- _Written exercise_
Make an exact copy of each entry, leaving out every picture.

[START Entries supplied]

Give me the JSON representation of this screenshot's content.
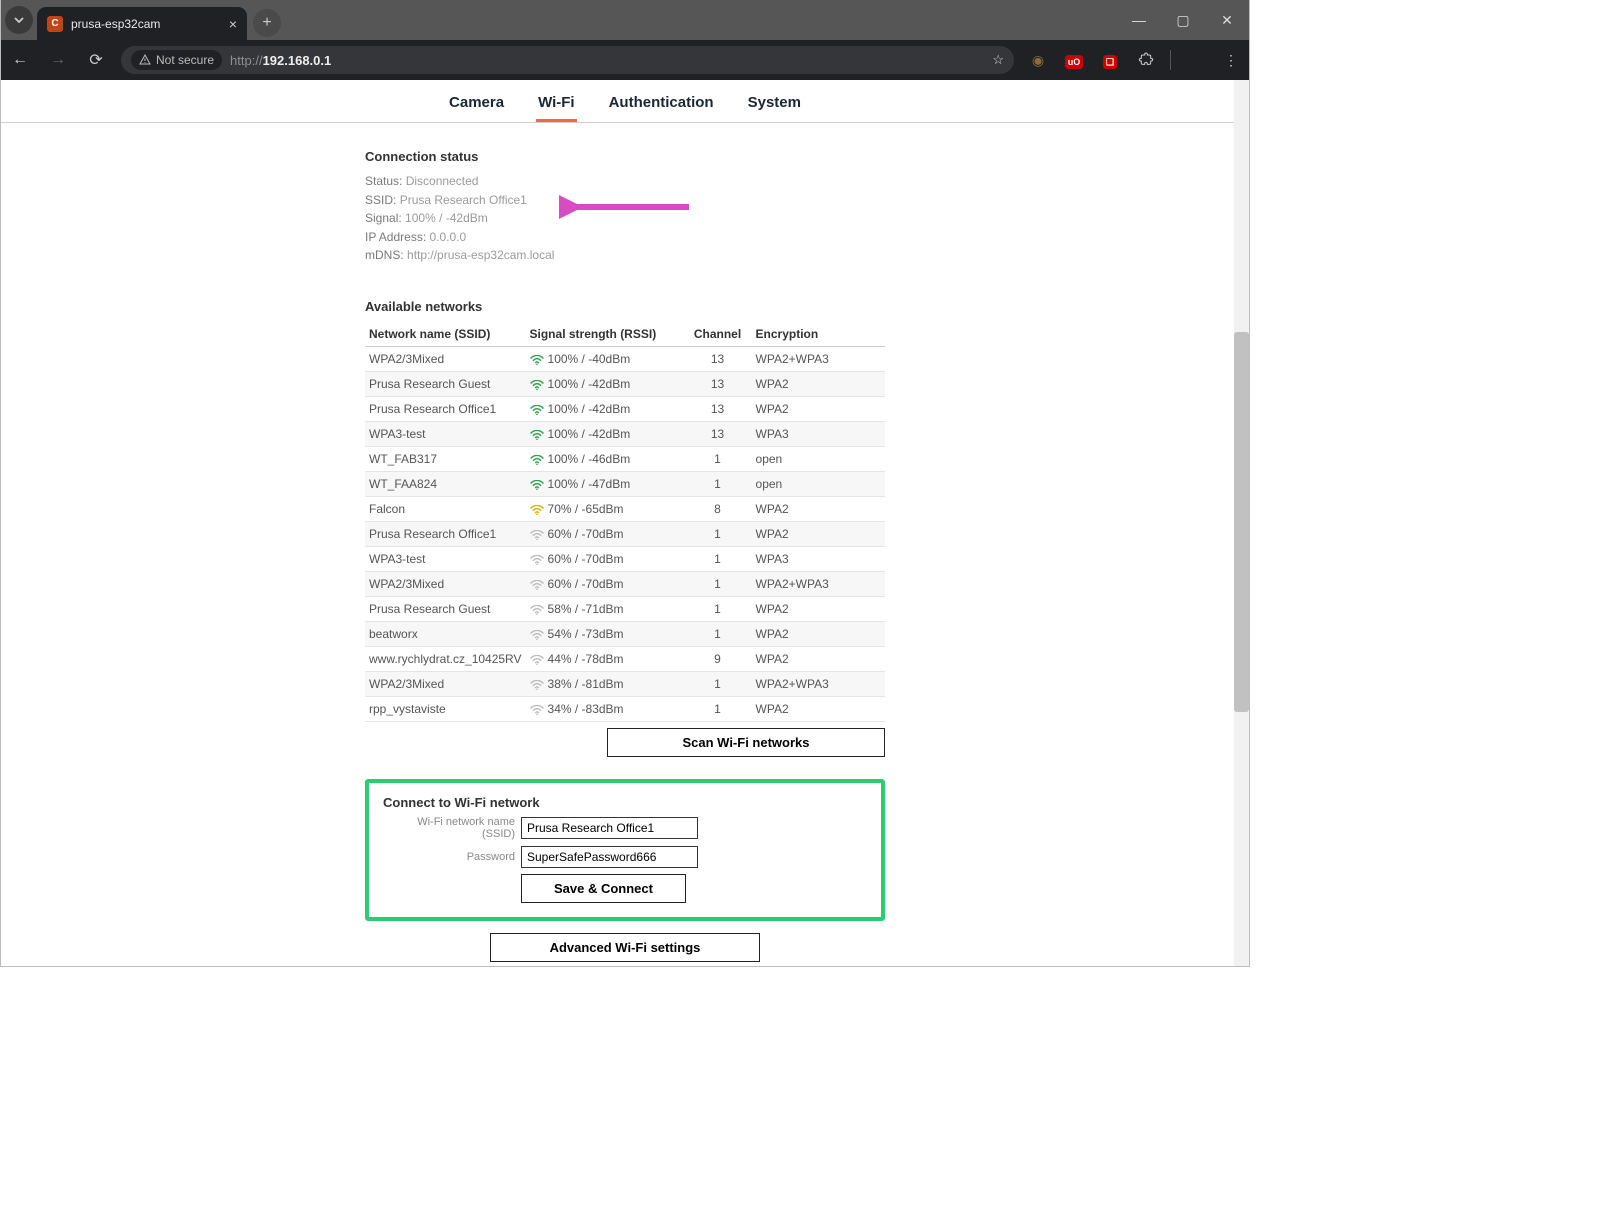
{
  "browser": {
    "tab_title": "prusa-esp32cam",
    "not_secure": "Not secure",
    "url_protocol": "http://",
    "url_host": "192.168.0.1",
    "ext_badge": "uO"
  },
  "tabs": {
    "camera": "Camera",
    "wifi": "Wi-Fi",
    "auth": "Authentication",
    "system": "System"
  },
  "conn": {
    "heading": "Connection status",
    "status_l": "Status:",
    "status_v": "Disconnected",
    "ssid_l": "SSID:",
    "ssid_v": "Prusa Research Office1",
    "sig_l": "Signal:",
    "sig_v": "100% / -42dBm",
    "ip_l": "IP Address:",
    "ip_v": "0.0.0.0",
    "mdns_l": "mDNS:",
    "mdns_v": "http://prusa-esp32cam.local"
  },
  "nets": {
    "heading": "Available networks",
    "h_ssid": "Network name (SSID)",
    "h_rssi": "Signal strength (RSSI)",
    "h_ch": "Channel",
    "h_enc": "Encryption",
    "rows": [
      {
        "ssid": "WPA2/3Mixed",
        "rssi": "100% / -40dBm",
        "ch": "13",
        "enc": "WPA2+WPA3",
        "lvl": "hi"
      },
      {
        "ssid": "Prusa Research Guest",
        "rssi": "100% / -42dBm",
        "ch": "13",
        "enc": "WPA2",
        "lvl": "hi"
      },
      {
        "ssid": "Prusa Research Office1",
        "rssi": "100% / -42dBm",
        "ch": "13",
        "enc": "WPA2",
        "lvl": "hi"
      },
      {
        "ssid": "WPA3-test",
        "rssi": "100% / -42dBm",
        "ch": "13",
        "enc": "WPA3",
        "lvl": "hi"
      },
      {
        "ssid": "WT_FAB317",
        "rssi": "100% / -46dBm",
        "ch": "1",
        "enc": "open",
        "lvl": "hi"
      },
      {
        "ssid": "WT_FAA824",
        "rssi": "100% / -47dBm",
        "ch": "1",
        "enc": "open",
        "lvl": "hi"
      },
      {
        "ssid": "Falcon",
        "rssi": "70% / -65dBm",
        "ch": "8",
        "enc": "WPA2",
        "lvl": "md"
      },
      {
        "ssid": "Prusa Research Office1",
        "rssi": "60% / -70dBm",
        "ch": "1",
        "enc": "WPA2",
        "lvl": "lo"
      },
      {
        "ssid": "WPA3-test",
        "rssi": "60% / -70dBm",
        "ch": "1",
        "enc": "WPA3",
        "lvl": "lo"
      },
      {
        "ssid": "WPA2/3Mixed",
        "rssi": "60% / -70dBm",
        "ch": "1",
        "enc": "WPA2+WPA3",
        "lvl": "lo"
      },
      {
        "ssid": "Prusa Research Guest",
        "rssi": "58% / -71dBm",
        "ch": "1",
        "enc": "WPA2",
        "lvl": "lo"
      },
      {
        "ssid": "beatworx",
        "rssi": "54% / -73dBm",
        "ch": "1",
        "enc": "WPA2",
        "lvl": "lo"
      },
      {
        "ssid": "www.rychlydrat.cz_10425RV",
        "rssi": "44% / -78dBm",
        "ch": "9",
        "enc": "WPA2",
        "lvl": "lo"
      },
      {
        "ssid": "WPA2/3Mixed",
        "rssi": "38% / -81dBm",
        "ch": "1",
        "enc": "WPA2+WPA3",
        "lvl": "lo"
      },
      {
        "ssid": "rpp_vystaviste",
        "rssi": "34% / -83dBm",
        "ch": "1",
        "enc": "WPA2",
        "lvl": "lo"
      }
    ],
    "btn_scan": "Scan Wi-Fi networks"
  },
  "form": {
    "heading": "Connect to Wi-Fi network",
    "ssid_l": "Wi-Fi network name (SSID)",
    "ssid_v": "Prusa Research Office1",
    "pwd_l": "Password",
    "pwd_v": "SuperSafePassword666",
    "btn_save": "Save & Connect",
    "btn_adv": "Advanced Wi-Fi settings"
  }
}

[END Entries supplied]

- _Answer to the exercise_
Give me the JSON representation of this screenshot's content.
{
  "browser": {
    "tab_title": "prusa-esp32cam",
    "not_secure": "Not secure",
    "url_protocol": "http://",
    "url_host": "192.168.0.1",
    "ext_badge": "uO"
  },
  "tabs": {
    "camera": "Camera",
    "wifi": "Wi-Fi",
    "auth": "Authentication",
    "system": "System"
  },
  "conn": {
    "heading": "Connection status",
    "status_l": "Status:",
    "status_v": "Disconnected",
    "ssid_l": "SSID:",
    "ssid_v": "Prusa Research Office1",
    "sig_l": "Signal:",
    "sig_v": "100% / -42dBm",
    "ip_l": "IP Address:",
    "ip_v": "0.0.0.0",
    "mdns_l": "mDNS:",
    "mdns_v": "http://prusa-esp32cam.local"
  },
  "nets": {
    "heading": "Available networks",
    "h_ssid": "Network name (SSID)",
    "h_rssi": "Signal strength (RSSI)",
    "h_ch": "Channel",
    "h_enc": "Encryption",
    "rows": [
      {
        "ssid": "WPA2/3Mixed",
        "rssi": "100% / -40dBm",
        "ch": "13",
        "enc": "WPA2+WPA3",
        "lvl": "hi"
      },
      {
        "ssid": "Prusa Research Guest",
        "rssi": "100% / -42dBm",
        "ch": "13",
        "enc": "WPA2",
        "lvl": "hi"
      },
      {
        "ssid": "Prusa Research Office1",
        "rssi": "100% / -42dBm",
        "ch": "13",
        "enc": "WPA2",
        "lvl": "hi"
      },
      {
        "ssid": "WPA3-test",
        "rssi": "100% / -42dBm",
        "ch": "13",
        "enc": "WPA3",
        "lvl": "hi"
      },
      {
        "ssid": "WT_FAB317",
        "rssi": "100% / -46dBm",
        "ch": "1",
        "enc": "open",
        "lvl": "hi"
      },
      {
        "ssid": "WT_FAA824",
        "rssi": "100% / -47dBm",
        "ch": "1",
        "enc": "open",
        "lvl": "hi"
      },
      {
        "ssid": "Falcon",
        "rssi": "70% / -65dBm",
        "ch": "8",
        "enc": "WPA2",
        "lvl": "md"
      },
      {
        "ssid": "Prusa Research Office1",
        "rssi": "60% / -70dBm",
        "ch": "1",
        "enc": "WPA2",
        "lvl": "lo"
      },
      {
        "ssid": "WPA3-test",
        "rssi": "60% / -70dBm",
        "ch": "1",
        "enc": "WPA3",
        "lvl": "lo"
      },
      {
        "ssid": "WPA2/3Mixed",
        "rssi": "60% / -70dBm",
        "ch": "1",
        "enc": "WPA2+WPA3",
        "lvl": "lo"
      },
      {
        "ssid": "Prusa Research Guest",
        "rssi": "58% / -71dBm",
        "ch": "1",
        "enc": "WPA2",
        "lvl": "lo"
      },
      {
        "ssid": "beatworx",
        "rssi": "54% / -73dBm",
        "ch": "1",
        "enc": "WPA2",
        "lvl": "lo"
      },
      {
        "ssid": "www.rychlydrat.cz_10425RV",
        "rssi": "44% / -78dBm",
        "ch": "9",
        "enc": "WPA2",
        "lvl": "lo"
      },
      {
        "ssid": "WPA2/3Mixed",
        "rssi": "38% / -81dBm",
        "ch": "1",
        "enc": "WPA2+WPA3",
        "lvl": "lo"
      },
      {
        "ssid": "rpp_vystaviste",
        "rssi": "34% / -83dBm",
        "ch": "1",
        "enc": "WPA2",
        "lvl": "lo"
      }
    ],
    "btn_scan": "Scan Wi-Fi networks"
  },
  "form": {
    "heading": "Connect to Wi-Fi network",
    "ssid_l": "Wi-Fi network name (SSID)",
    "ssid_v": "Prusa Research Office1",
    "pwd_l": "Password",
    "pwd_v": "SuperSafePassword666",
    "btn_save": "Save & Connect",
    "btn_adv": "Advanced Wi-Fi settings"
  }
}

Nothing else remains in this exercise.